◆ Task to carry out ◆
Copy whichever lines contain the string "image".

**** Supplied records

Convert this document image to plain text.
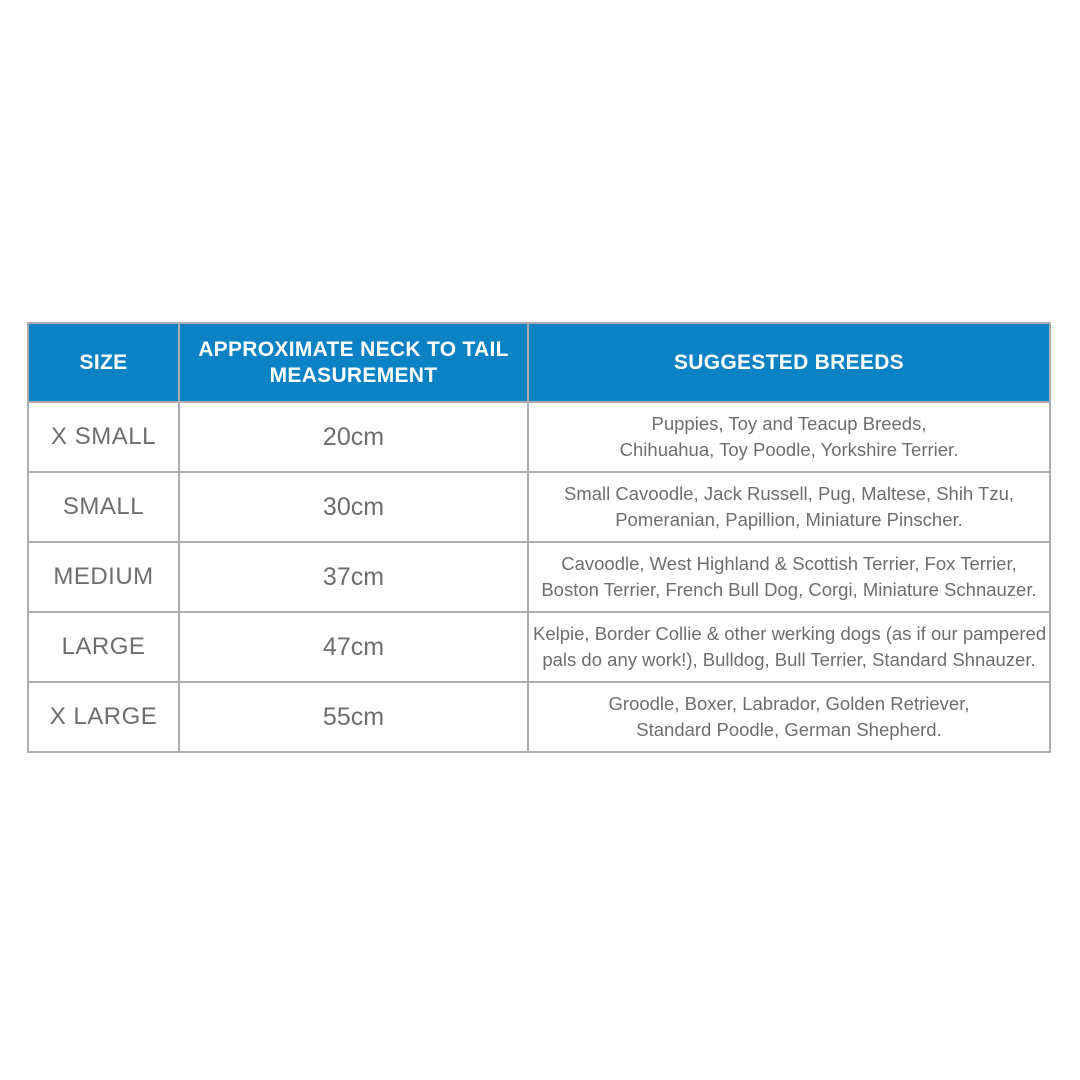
SIZE	APPROXIMATE NECK TO TAIL MEASUREMENT	SUGGESTED BREEDS
X SMALL	20cm	Puppies, Toy and Teacup Breeds,
Chihuahua, Toy Poodle, Yorkshire Terrier.

SMALL	30cm	Small Cavoodle, Jack Russell, Pug, Maltese, Shih Tzu,
Pomeranian, Papillion, Miniature Pinscher.

MEDIUM	37cm	Cavoodle, West Highland & Scottish Terrier, Fox Terrier,
Boston Terrier, French Bull Dog, Corgi, Miniature Schnauzer.

LARGE	47cm	Kelpie, Border Collie & other werking dogs (as if our pampered
pals do any work!), Bulldog, Bull Terrier, Standard Shnauzer.

X LARGE	55cm	Groodle, Boxer, Labrador, Golden Retriever,
Standard Poodle, German Shepherd.
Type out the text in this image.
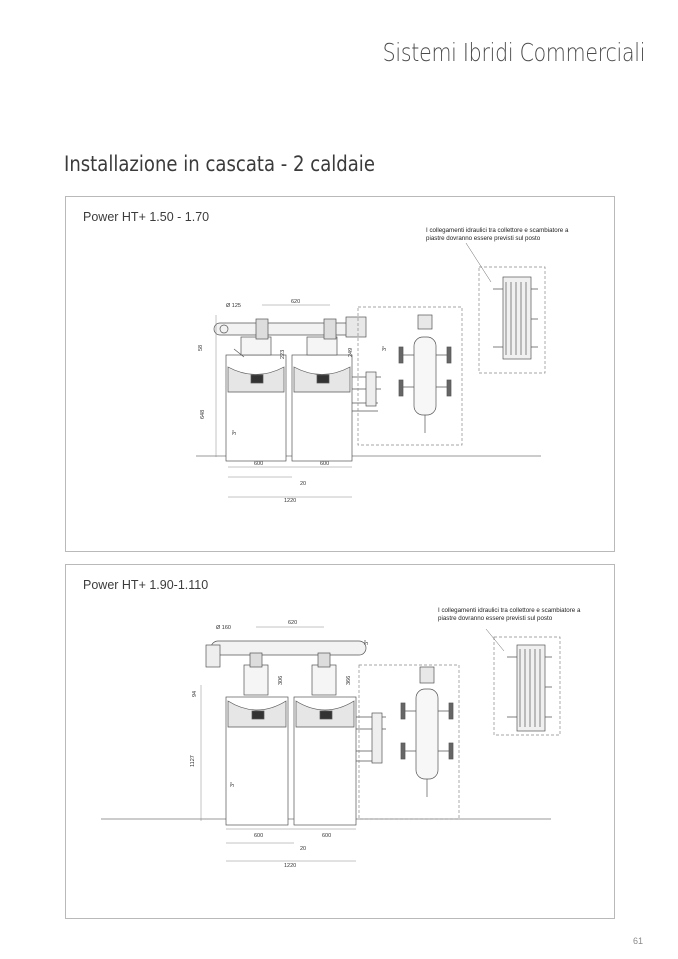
Sistemi Ibridi Commerciali
Installazione in cascata - 2 caldaie
Power HT+ 1.50 - 1.70
I collegamenti idraulici tra collettore e scambiatore a piastre dovranno essere previsti sul posto
Ø 125
620
58
223	249	3°
648
600	600
20
1220
3°
Power HT+ 1.90-1.110
I collegamenti idraulici tra collettore e scambiatore a piastre dovranno essere previsti sul posto
Ø 160
620
94
306	366
3°
1127
600	600
20
1220
3°
61
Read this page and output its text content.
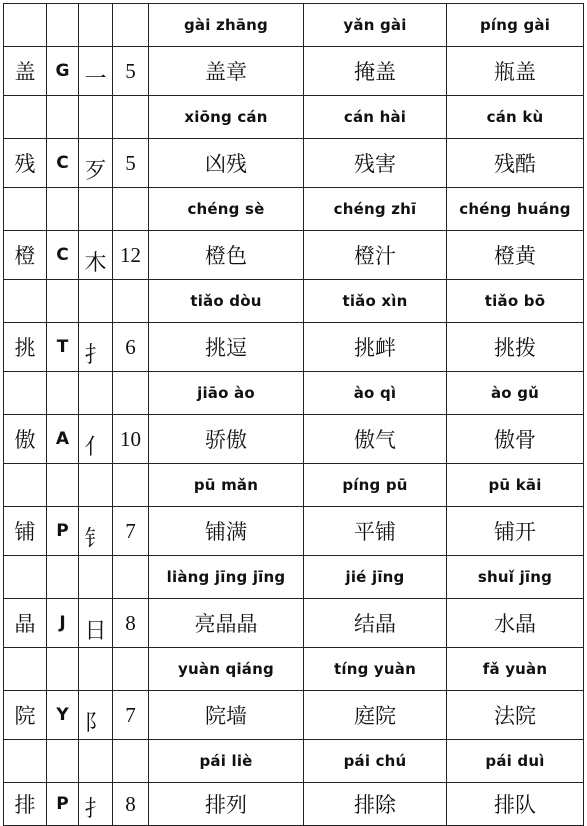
				gài zhāng	yǎn gài	píng gài
盖	G	一	5	盖章	掩盖	瓶盖
				xiōng cán	cán hài	cán kù
残	C	歹	5	凶残	残害	残酷
				chéng sè	chéng zhī	chéng huáng
橙	C	木	12	橙色	橙汁	橙黄
				tiǎo dòu	tiǎo xìn	tiǎo bō
挑	T	扌	6	挑逗	挑衅	挑拨
				jiāo ào	ào qì	ào gǔ
傲	A	亻	10	骄傲	傲气	傲骨
				pū mǎn	píng pū	pū kāi
铺	P	钅	7	铺满	平铺	铺开
				liàng jīng jīng	jié jīng	shuǐ jīng
晶	J	日	8	亮晶晶	结晶	水晶
				yuàn qiáng	tíng yuàn	fǎ yuàn
院	Y	阝	7	院墙	庭院	法院
				pái liè	pái chú	pái duì
排	P	扌	8	排列	排除	排队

********

◆ Task output ◆
Convert this document image to plain text.
Type out the text in this image.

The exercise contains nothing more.